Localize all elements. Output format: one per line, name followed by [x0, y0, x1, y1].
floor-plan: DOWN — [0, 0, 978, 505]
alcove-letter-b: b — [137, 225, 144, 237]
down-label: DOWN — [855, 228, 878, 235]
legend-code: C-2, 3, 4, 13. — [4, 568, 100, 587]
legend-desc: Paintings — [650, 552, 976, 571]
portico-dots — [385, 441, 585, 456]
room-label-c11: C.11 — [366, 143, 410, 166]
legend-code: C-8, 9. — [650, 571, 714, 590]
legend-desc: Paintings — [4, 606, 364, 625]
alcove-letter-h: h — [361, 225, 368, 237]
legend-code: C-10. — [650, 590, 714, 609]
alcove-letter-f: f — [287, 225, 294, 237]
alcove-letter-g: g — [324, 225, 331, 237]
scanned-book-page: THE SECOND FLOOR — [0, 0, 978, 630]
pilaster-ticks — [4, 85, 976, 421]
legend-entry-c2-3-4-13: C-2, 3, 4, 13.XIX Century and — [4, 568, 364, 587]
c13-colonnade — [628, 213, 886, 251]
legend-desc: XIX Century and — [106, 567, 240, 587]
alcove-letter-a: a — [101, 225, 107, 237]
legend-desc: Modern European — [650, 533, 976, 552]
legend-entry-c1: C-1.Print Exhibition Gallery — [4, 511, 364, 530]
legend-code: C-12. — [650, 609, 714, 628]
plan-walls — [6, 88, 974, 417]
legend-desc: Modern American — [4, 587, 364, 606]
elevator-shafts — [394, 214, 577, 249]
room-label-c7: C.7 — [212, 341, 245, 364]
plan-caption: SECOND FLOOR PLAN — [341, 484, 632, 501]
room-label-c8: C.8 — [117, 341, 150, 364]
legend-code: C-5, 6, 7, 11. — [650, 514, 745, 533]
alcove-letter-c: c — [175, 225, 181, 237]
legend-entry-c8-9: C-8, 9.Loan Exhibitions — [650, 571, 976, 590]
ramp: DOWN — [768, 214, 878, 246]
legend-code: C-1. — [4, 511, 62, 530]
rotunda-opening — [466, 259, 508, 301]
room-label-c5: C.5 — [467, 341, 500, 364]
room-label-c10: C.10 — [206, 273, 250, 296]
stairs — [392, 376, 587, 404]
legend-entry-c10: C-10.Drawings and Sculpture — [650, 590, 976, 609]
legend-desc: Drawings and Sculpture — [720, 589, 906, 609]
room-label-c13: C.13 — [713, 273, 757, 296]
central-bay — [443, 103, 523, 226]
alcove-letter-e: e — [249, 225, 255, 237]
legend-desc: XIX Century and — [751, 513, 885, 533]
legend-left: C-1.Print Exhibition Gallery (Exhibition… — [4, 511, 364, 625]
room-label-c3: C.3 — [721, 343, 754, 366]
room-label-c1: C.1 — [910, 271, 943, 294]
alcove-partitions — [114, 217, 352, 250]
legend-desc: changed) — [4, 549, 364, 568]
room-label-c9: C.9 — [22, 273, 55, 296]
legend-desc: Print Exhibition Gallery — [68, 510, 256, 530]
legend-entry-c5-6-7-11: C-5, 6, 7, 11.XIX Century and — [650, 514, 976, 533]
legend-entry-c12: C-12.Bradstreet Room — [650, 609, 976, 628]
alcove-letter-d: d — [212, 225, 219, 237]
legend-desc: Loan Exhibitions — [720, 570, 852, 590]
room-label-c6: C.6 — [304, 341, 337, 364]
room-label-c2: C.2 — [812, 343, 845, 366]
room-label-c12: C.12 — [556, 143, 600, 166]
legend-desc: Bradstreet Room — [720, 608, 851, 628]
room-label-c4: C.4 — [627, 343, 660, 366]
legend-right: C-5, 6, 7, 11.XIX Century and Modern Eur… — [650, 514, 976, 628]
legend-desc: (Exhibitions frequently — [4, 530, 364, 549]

—————

Aim of the exercise: Reproduce every line of the listing above word for word, keeping each character, bracket, and number unchanged.

Solution to this problem:
Localize all elements. Output format: one per line, name followed by [x0, y0, x1, y1].
floor-plan: DOWN — [0, 0, 978, 505]
alcove-letter-b: b — [137, 225, 144, 237]
down-label: DOWN — [855, 228, 878, 235]
legend-code: C-2, 3, 4, 13. — [4, 568, 100, 587]
legend-desc: Paintings — [650, 552, 976, 571]
portico-dots — [385, 441, 585, 456]
room-label-c11: C.11 — [366, 143, 410, 166]
legend-code: C-8, 9. — [650, 571, 714, 590]
legend-desc: Paintings — [4, 606, 364, 625]
alcove-letter-h: h — [361, 225, 368, 237]
legend-code: C-10. — [650, 590, 714, 609]
alcove-letter-f: f — [287, 225, 294, 237]
alcove-letter-g: g — [324, 225, 331, 237]
scanned-book-page: THE SECOND FLOOR — [0, 0, 978, 630]
pilaster-ticks — [4, 85, 976, 421]
legend-entry-c2-3-4-13: C-2, 3, 4, 13.XIX Century and — [4, 568, 364, 587]
c13-colonnade — [628, 213, 886, 251]
legend-desc: XIX Century and — [106, 567, 240, 587]
alcove-letter-a: a — [101, 225, 107, 237]
legend-desc: Modern European — [650, 533, 976, 552]
legend-entry-c1: C-1.Print Exhibition Gallery — [4, 511, 364, 530]
legend-code: C-12. — [650, 609, 714, 628]
plan-walls — [6, 88, 974, 417]
legend-desc: Modern American — [4, 587, 364, 606]
elevator-shafts — [394, 214, 577, 249]
room-label-c7: C.7 — [212, 341, 245, 364]
plan-caption: SECOND FLOOR PLAN — [341, 484, 632, 501]
room-label-c8: C.8 — [117, 341, 150, 364]
legend-code: C-5, 6, 7, 11. — [650, 514, 745, 533]
alcove-letter-c: c — [175, 225, 181, 237]
legend-entry-c8-9: C-8, 9.Loan Exhibitions — [650, 571, 976, 590]
ramp: DOWN — [768, 214, 878, 246]
legend-code: C-1. — [4, 511, 62, 530]
rotunda-opening — [466, 259, 508, 301]
room-label-c5: C.5 — [467, 341, 500, 364]
room-label-c10: C.10 — [206, 273, 250, 296]
stairs — [392, 376, 587, 404]
legend-entry-c10: C-10.Drawings and Sculpture — [650, 590, 976, 609]
legend-desc: Drawings and Sculpture — [720, 589, 906, 609]
room-label-c13: C.13 — [713, 273, 757, 296]
central-bay — [443, 103, 523, 226]
alcove-letter-e: e — [249, 225, 255, 237]
legend-desc: XIX Century and — [751, 513, 885, 533]
legend-left: C-1.Print Exhibition Gallery (Exhibition… — [4, 511, 364, 625]
room-label-c3: C.3 — [721, 343, 754, 366]
room-label-c1: C.1 — [910, 271, 943, 294]
alcove-partitions — [114, 217, 352, 250]
legend-desc: changed) — [4, 549, 364, 568]
room-label-c9: C.9 — [22, 273, 55, 296]
legend-desc: Print Exhibition Gallery — [68, 510, 256, 530]
legend-entry-c5-6-7-11: C-5, 6, 7, 11.XIX Century and — [650, 514, 976, 533]
legend-entry-c12: C-12.Bradstreet Room — [650, 609, 976, 628]
alcove-letter-d: d — [212, 225, 219, 237]
legend-desc: Loan Exhibitions — [720, 570, 852, 590]
room-label-c6: C.6 — [304, 341, 337, 364]
room-label-c2: C.2 — [812, 343, 845, 366]
room-label-c12: C.12 — [556, 143, 600, 166]
legend-desc: Bradstreet Room — [720, 608, 851, 628]
room-label-c4: C.4 — [627, 343, 660, 366]
legend-right: C-5, 6, 7, 11.XIX Century and Modern Eur… — [650, 514, 976, 628]
legend-desc: (Exhibitions frequently — [4, 530, 364, 549]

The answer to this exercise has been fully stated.